====== Listed records ======
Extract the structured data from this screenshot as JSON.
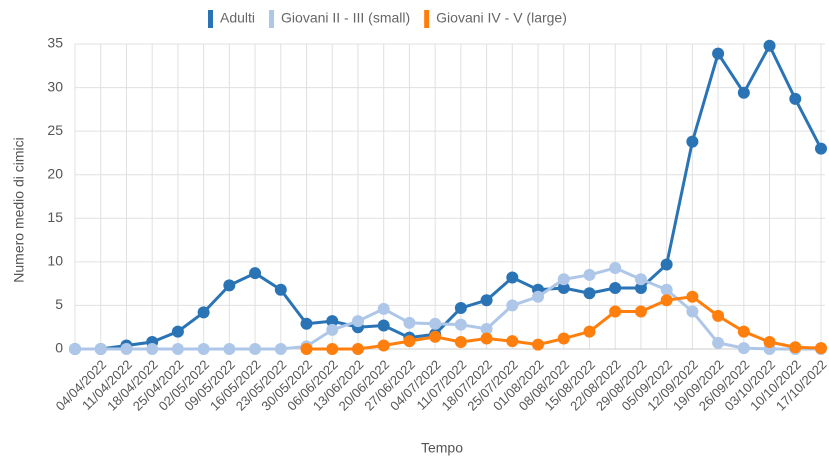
{
  "chart_data": {
    "type": "line",
    "xlabel": "Tempo",
    "ylabel": "Numero medio di cimici",
    "categories": [
      null,
      "04/04/2022",
      "11/04/2022",
      "18/04/2022",
      "25/04/2022",
      "02/05/2022",
      "09/05/2022",
      "16/05/2022",
      "23/05/2022",
      "30/05/2022",
      "06/06/2022",
      "13/06/2022",
      "20/06/2022",
      "27/06/2022",
      "04/07/2022",
      "11/07/2022",
      "18/07/2022",
      "25/07/2022",
      "01/08/2022",
      "08/08/2022",
      "15/08/2022",
      "22/08/2022",
      "29/08/2022",
      "05/09/2022",
      "12/09/2022",
      "19/09/2022",
      "26/09/2022",
      "03/10/2022",
      "10/10/2022",
      "17/10/2022"
    ],
    "series": [
      {
        "name": "Adulti",
        "color": "#2a74b5",
        "values": [
          0,
          0,
          0.4,
          0.8,
          2,
          4.2,
          7.3,
          8.7,
          6.8,
          2.9,
          3.2,
          2.5,
          2.7,
          1.3,
          1.7,
          4.7,
          5.6,
          8.2,
          6.8,
          7.0,
          6.4,
          7.0,
          7.0,
          9.7,
          23.8,
          33.9,
          29.4,
          34.8,
          28.7,
          23.0
        ]
      },
      {
        "name": "Giovani II - III (small)",
        "color": "#aec7e8",
        "values": [
          0,
          0,
          0,
          0,
          0,
          0,
          0,
          0,
          0,
          0.3,
          2.2,
          3.2,
          4.6,
          3.0,
          2.9,
          2.8,
          2.3,
          5.0,
          6.0,
          8.0,
          8.5,
          9.3,
          8.0,
          6.8,
          4.3,
          0.7,
          0.1,
          0,
          0,
          0
        ]
      },
      {
        "name": "Giovani IV - V (large)",
        "color": "#ff7f0e",
        "values": [
          null,
          null,
          null,
          null,
          null,
          null,
          null,
          null,
          null,
          0,
          0,
          0,
          0.4,
          0.9,
          1.4,
          0.8,
          1.2,
          0.9,
          0.5,
          1.2,
          2.0,
          4.3,
          4.3,
          5.6,
          6.0,
          3.8,
          2.0,
          0.8,
          0.2,
          0.1
        ]
      }
    ],
    "ylim": [
      0,
      35
    ],
    "yticks": [
      0,
      5,
      10,
      15,
      20,
      25,
      30,
      35
    ],
    "grid": true,
    "legend": "top"
  }
}
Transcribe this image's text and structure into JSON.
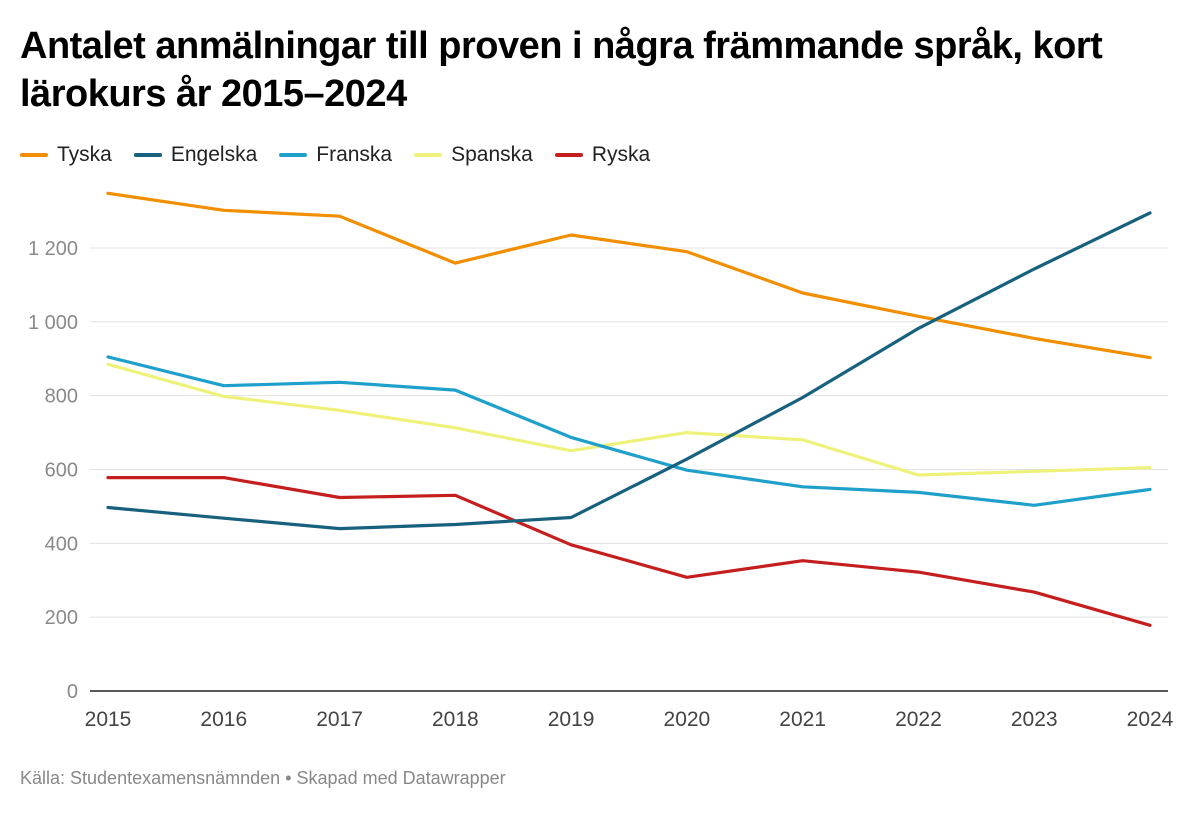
{
  "title": "Antalet anmälningar till proven i några främmande språk, kort lärokurs år 2015–2024",
  "footer": {
    "source": "Källa: Studentexamensnämnden",
    "separator": "•",
    "credit": "Skapad med Datawrapper"
  },
  "chart_data": {
    "type": "line",
    "title": "Antalet anmälningar till proven i några främmande språk, kort lärokurs år 2015–2024",
    "xlabel": "",
    "ylabel": "",
    "x": [
      "2015",
      "2016",
      "2017",
      "2018",
      "2019",
      "2020",
      "2021",
      "2022",
      "2023",
      "2024"
    ],
    "ylim": [
      0,
      1350
    ],
    "yticks": [
      0,
      200,
      400,
      600,
      800,
      1000,
      1200
    ],
    "ytick_labels": [
      "0",
      "200",
      "400",
      "600",
      "800",
      "1 000",
      "1 200"
    ],
    "grid": true,
    "legend_position": "top-left",
    "series": [
      {
        "name": "Tyska",
        "color": "#F18F00",
        "values": [
          1348,
          1302,
          1286,
          1159,
          1235,
          1190,
          1078,
          1015,
          955,
          903
        ]
      },
      {
        "name": "Engelska",
        "color": "#17607E",
        "values": [
          497,
          468,
          440,
          451,
          470,
          628,
          795,
          982,
          1143,
          1295
        ]
      },
      {
        "name": "Franska",
        "color": "#1FA0CB",
        "values": [
          905,
          827,
          836,
          815,
          687,
          598,
          553,
          538,
          503,
          546
        ]
      },
      {
        "name": "Spanska",
        "color": "#EEF27A",
        "values": [
          885,
          798,
          760,
          713,
          651,
          700,
          680,
          585,
          595,
          605
        ]
      },
      {
        "name": "Ryska",
        "color": "#C41E1E",
        "values": [
          578,
          578,
          524,
          530,
          396,
          308,
          353,
          322,
          268,
          178
        ]
      }
    ]
  }
}
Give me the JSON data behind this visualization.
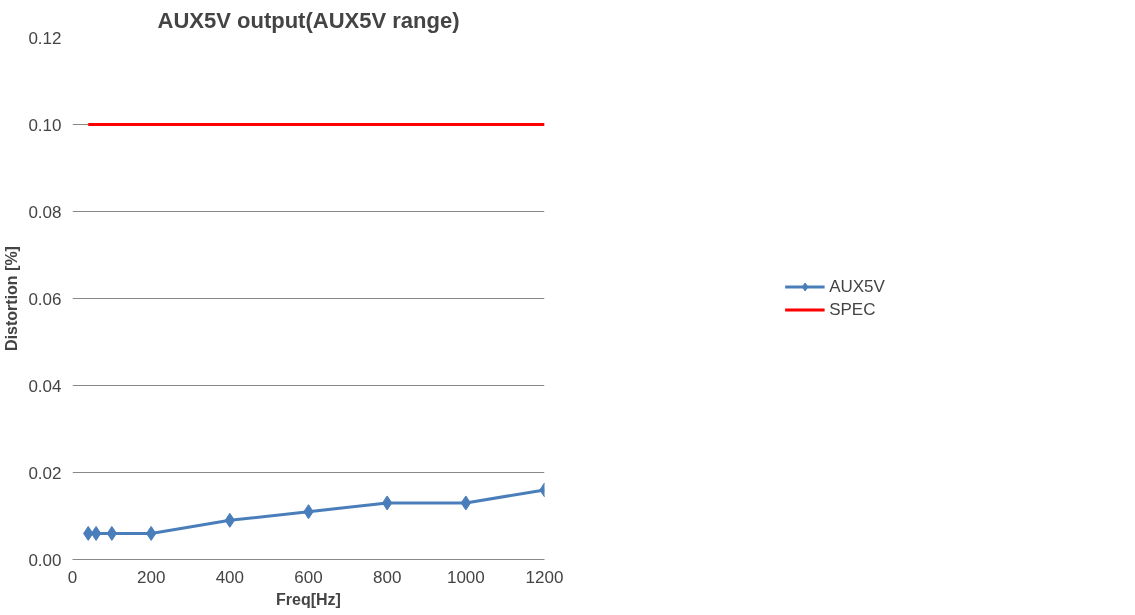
{
  "chart_data": {
    "type": "line",
    "title": "AUX5V output(AUX5V range)",
    "xlabel": "Freq[Hz]",
    "ylabel": "Distortion [%]",
    "xlim": [
      0,
      1200
    ],
    "xticks": [
      0,
      200,
      400,
      600,
      800,
      1000,
      1200
    ],
    "ylim": [
      0,
      0.12
    ],
    "yticks": [
      {
        "value": 0,
        "label": "0.00"
      },
      {
        "value": 0.02,
        "label": "0.02"
      },
      {
        "value": 0.04,
        "label": "0.04"
      },
      {
        "value": 0.06,
        "label": "0.06"
      },
      {
        "value": 0.08,
        "label": "0.08"
      },
      {
        "value": 0.1,
        "label": "0.10"
      },
      {
        "value": 0.12,
        "label": "0.12"
      }
    ],
    "grid": "y",
    "legend": "right",
    "series": [
      {
        "name": "AUX5V",
        "color": "#4a7ebb",
        "marker": "diamond",
        "x": [
          40,
          60,
          100,
          200,
          400,
          600,
          800,
          1000,
          1200
        ],
        "values": [
          0.006,
          0.006,
          0.006,
          0.006,
          0.009,
          0.011,
          0.013,
          0.013,
          0.016
        ]
      },
      {
        "name": "SPEC",
        "color": "#ff0000",
        "marker": "none",
        "x": [
          40,
          1200
        ],
        "values": [
          0.1,
          0.1
        ]
      }
    ]
  }
}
======
Leave out the pictures and reproduce the rest of the listing exactly.

Extract the structured data from this screenshot as JSON.
{
  "chart_data": {
    "type": "line",
    "xlabel": "Tempo",
    "ylabel": "Numero medio di cimici",
    "categories": [
      null,
      "04/04/2022",
      "11/04/2022",
      "18/04/2022",
      "25/04/2022",
      "02/05/2022",
      "09/05/2022",
      "16/05/2022",
      "23/05/2022",
      "30/05/2022",
      "06/06/2022",
      "13/06/2022",
      "20/06/2022",
      "27/06/2022",
      "04/07/2022",
      "11/07/2022",
      "18/07/2022",
      "25/07/2022",
      "01/08/2022",
      "08/08/2022",
      "15/08/2022",
      "22/08/2022",
      "29/08/2022",
      "05/09/2022",
      "12/09/2022",
      "19/09/2022",
      "26/09/2022",
      "03/10/2022",
      "10/10/2022",
      "17/10/2022"
    ],
    "series": [
      {
        "name": "Adulti",
        "color": "#2a74b5",
        "values": [
          0,
          0,
          0.4,
          0.8,
          2,
          4.2,
          7.3,
          8.7,
          6.8,
          2.9,
          3.2,
          2.5,
          2.7,
          1.3,
          1.7,
          4.7,
          5.6,
          8.2,
          6.8,
          7.0,
          6.4,
          7.0,
          7.0,
          9.7,
          23.8,
          33.9,
          29.4,
          34.8,
          28.7,
          23.0
        ]
      },
      {
        "name": "Giovani II - III (small)",
        "color": "#aec7e8",
        "values": [
          0,
          0,
          0,
          0,
          0,
          0,
          0,
          0,
          0,
          0.3,
          2.2,
          3.2,
          4.6,
          3.0,
          2.9,
          2.8,
          2.3,
          5.0,
          6.0,
          8.0,
          8.5,
          9.3,
          8.0,
          6.8,
          4.3,
          0.7,
          0.1,
          0,
          0,
          0
        ]
      },
      {
        "name": "Giovani IV - V (large)",
        "color": "#ff7f0e",
        "values": [
          null,
          null,
          null,
          null,
          null,
          null,
          null,
          null,
          null,
          0,
          0,
          0,
          0.4,
          0.9,
          1.4,
          0.8,
          1.2,
          0.9,
          0.5,
          1.2,
          2.0,
          4.3,
          4.3,
          5.6,
          6.0,
          3.8,
          2.0,
          0.8,
          0.2,
          0.1
        ]
      }
    ],
    "ylim": [
      0,
      35
    ],
    "yticks": [
      0,
      5,
      10,
      15,
      20,
      25,
      30,
      35
    ],
    "grid": true,
    "legend": "top"
  }
}
Transcribe this image's text and structure into JSON.
{
  "title": "Antalet anmälningar till proven i några främmande språk, kort lärokurs år 2015–2024",
  "footer": {
    "source": "Källa: Studentexamensnämnden",
    "separator": "•",
    "credit": "Skapad med Datawrapper"
  },
  "chart_data": {
    "type": "line",
    "title": "Antalet anmälningar till proven i några främmande språk, kort lärokurs år 2015–2024",
    "xlabel": "",
    "ylabel": "",
    "x": [
      "2015",
      "2016",
      "2017",
      "2018",
      "2019",
      "2020",
      "2021",
      "2022",
      "2023",
      "2024"
    ],
    "ylim": [
      0,
      1350
    ],
    "yticks": [
      0,
      200,
      400,
      600,
      800,
      1000,
      1200
    ],
    "ytick_labels": [
      "0",
      "200",
      "400",
      "600",
      "800",
      "1 000",
      "1 200"
    ],
    "grid": true,
    "legend_position": "top-left",
    "series": [
      {
        "name": "Tyska",
        "color": "#F18F00",
        "values": [
          1348,
          1302,
          1286,
          1159,
          1235,
          1190,
          1078,
          1015,
          955,
          903
        ]
      },
      {
        "name": "Engelska",
        "color": "#17607E",
        "values": [
          497,
          468,
          440,
          451,
          470,
          628,
          795,
          982,
          1143,
          1295
        ]
      },
      {
        "name": "Franska",
        "color": "#1FA0CB",
        "values": [
          905,
          827,
          836,
          815,
          687,
          598,
          553,
          538,
          503,
          546
        ]
      },
      {
        "name": "Spanska",
        "color": "#EEF27A",
        "values": [
          885,
          798,
          760,
          713,
          651,
          700,
          680,
          585,
          595,
          605
        ]
      },
      {
        "name": "Ryska",
        "color": "#C41E1E",
        "values": [
          578,
          578,
          524,
          530,
          396,
          308,
          353,
          322,
          268,
          178
        ]
      }
    ]
  }
}
Give me the JSON data behind this visualization.
{
  "chart_data": {
    "type": "line",
    "title": "AUX5V output(AUX5V range)",
    "xlabel": "Freq[Hz]",
    "ylabel": "Distortion [%]",
    "xlim": [
      0,
      1200
    ],
    "xticks": [
      0,
      200,
      400,
      600,
      800,
      1000,
      1200
    ],
    "ylim": [
      0,
      0.12
    ],
    "yticks": [
      {
        "value": 0,
        "label": "0.00"
      },
      {
        "value": 0.02,
        "label": "0.02"
      },
      {
        "value": 0.04,
        "label": "0.04"
      },
      {
        "value": 0.06,
        "label": "0.06"
      },
      {
        "value": 0.08,
        "label": "0.08"
      },
      {
        "value": 0.1,
        "label": "0.10"
      },
      {
        "value": 0.12,
        "label": "0.12"
      }
    ],
    "grid": "y",
    "legend": "right",
    "series": [
      {
        "name": "AUX5V",
        "color": "#4a7ebb",
        "marker": "diamond",
        "x": [
          40,
          60,
          100,
          200,
          400,
          600,
          800,
          1000,
          1200
        ],
        "values": [
          0.006,
          0.006,
          0.006,
          0.006,
          0.009,
          0.011,
          0.013,
          0.013,
          0.016
        ]
      },
      {
        "name": "SPEC",
        "color": "#ff0000",
        "marker": "none",
        "x": [
          40,
          1200
        ],
        "values": [
          0.1,
          0.1
        ]
      }
    ]
  }
}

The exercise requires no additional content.